- _Task to carry out_
Return each line of the listing that contains the string "Current".

- _Dataset records_
== == ==
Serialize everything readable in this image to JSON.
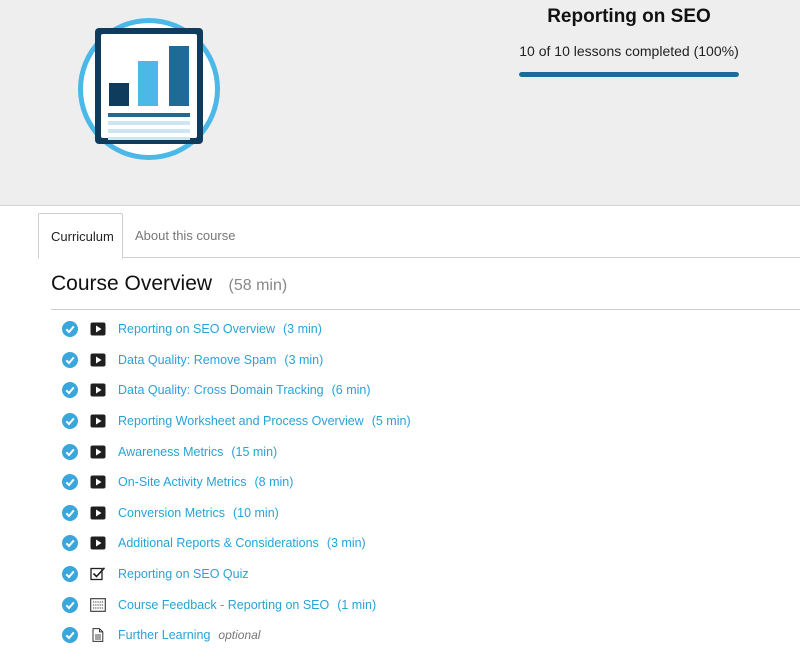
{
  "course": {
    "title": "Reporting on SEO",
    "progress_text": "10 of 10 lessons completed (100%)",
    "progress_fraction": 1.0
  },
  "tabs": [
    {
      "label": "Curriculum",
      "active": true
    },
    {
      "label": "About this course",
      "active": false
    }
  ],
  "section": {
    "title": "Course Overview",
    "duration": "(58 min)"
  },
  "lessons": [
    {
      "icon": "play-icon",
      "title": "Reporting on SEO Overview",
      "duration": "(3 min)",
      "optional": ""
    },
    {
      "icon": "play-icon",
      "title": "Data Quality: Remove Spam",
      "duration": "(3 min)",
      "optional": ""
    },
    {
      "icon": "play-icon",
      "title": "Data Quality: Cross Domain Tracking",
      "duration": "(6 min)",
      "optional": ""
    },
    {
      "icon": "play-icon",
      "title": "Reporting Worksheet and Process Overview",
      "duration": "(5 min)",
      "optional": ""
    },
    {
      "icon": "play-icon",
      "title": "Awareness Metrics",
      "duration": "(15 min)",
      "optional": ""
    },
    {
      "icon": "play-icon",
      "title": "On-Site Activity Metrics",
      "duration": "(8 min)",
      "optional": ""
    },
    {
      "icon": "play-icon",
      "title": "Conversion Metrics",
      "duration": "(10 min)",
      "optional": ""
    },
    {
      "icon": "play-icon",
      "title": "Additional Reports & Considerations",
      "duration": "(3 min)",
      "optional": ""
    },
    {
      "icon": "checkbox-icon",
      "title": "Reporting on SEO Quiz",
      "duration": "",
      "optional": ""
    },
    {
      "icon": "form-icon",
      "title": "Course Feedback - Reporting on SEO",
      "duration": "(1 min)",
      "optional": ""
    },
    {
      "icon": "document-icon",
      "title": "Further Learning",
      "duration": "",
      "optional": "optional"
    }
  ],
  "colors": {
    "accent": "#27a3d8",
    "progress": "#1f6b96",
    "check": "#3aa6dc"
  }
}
== == ==
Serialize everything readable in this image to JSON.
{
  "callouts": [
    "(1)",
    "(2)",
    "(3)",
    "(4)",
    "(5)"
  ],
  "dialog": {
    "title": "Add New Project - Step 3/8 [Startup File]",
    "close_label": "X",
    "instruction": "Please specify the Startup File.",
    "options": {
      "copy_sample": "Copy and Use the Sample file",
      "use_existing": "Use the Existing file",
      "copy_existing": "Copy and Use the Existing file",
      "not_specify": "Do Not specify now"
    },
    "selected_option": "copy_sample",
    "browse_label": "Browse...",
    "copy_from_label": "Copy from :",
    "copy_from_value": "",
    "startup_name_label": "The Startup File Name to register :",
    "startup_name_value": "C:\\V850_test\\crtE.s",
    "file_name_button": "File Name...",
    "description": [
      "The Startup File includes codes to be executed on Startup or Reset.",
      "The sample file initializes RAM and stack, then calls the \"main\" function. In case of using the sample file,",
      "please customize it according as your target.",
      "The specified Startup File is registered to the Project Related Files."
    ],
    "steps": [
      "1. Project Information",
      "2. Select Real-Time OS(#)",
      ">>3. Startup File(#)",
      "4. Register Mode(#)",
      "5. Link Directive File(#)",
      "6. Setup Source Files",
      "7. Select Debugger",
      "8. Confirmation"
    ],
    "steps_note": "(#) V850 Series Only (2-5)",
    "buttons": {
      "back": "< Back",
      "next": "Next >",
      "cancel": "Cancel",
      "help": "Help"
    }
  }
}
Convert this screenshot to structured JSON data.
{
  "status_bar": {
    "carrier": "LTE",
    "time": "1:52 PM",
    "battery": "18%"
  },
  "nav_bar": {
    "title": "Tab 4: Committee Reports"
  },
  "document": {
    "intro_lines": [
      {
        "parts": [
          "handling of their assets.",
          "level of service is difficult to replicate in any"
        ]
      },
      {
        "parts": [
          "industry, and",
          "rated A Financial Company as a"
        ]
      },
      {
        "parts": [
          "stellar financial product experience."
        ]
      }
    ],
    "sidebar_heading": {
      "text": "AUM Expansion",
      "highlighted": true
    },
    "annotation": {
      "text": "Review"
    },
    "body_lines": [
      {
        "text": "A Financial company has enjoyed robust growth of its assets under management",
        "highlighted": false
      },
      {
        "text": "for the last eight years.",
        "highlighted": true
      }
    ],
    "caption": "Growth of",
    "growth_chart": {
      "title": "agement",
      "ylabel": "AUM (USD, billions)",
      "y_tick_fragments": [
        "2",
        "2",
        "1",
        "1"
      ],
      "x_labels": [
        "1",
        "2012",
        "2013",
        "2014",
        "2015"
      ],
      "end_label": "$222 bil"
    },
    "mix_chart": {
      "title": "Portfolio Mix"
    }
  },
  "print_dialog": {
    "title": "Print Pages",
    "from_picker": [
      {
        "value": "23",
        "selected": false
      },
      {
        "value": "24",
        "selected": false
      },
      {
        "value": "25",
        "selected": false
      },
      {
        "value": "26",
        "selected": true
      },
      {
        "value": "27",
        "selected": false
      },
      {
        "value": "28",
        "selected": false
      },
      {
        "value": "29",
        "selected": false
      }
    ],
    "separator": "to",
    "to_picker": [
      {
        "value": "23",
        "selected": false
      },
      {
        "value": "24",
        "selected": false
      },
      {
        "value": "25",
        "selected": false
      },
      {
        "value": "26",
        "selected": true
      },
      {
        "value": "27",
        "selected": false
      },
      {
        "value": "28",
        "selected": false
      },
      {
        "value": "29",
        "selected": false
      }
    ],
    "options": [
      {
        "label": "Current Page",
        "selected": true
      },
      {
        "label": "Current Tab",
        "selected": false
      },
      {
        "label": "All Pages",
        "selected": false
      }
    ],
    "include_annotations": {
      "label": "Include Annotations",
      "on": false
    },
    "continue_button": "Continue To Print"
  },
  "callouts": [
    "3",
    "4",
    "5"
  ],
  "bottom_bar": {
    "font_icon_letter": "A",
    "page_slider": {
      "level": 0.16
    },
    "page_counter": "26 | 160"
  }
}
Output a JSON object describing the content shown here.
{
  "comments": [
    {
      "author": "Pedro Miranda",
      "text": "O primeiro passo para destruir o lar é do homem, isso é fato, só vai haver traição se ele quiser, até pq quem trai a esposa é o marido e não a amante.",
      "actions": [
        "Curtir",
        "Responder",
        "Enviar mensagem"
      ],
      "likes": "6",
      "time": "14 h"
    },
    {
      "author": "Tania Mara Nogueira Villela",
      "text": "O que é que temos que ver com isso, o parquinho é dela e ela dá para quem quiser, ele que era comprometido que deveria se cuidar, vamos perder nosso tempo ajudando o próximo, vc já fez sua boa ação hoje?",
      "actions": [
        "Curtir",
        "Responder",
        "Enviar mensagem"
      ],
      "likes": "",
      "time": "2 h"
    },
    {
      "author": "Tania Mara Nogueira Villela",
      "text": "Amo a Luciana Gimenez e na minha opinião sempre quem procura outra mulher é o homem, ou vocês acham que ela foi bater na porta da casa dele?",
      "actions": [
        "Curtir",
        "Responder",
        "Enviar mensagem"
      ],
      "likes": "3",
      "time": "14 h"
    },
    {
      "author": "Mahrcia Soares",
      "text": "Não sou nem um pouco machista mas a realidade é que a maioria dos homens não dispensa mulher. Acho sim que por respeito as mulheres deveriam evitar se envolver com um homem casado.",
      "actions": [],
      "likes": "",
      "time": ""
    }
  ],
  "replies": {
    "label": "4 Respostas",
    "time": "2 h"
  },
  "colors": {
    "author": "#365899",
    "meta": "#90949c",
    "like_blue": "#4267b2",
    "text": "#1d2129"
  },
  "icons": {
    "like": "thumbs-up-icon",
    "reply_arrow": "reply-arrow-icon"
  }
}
== == ==
- _Right answer_
        "label": "Current Page",
        "label": "Current Tab",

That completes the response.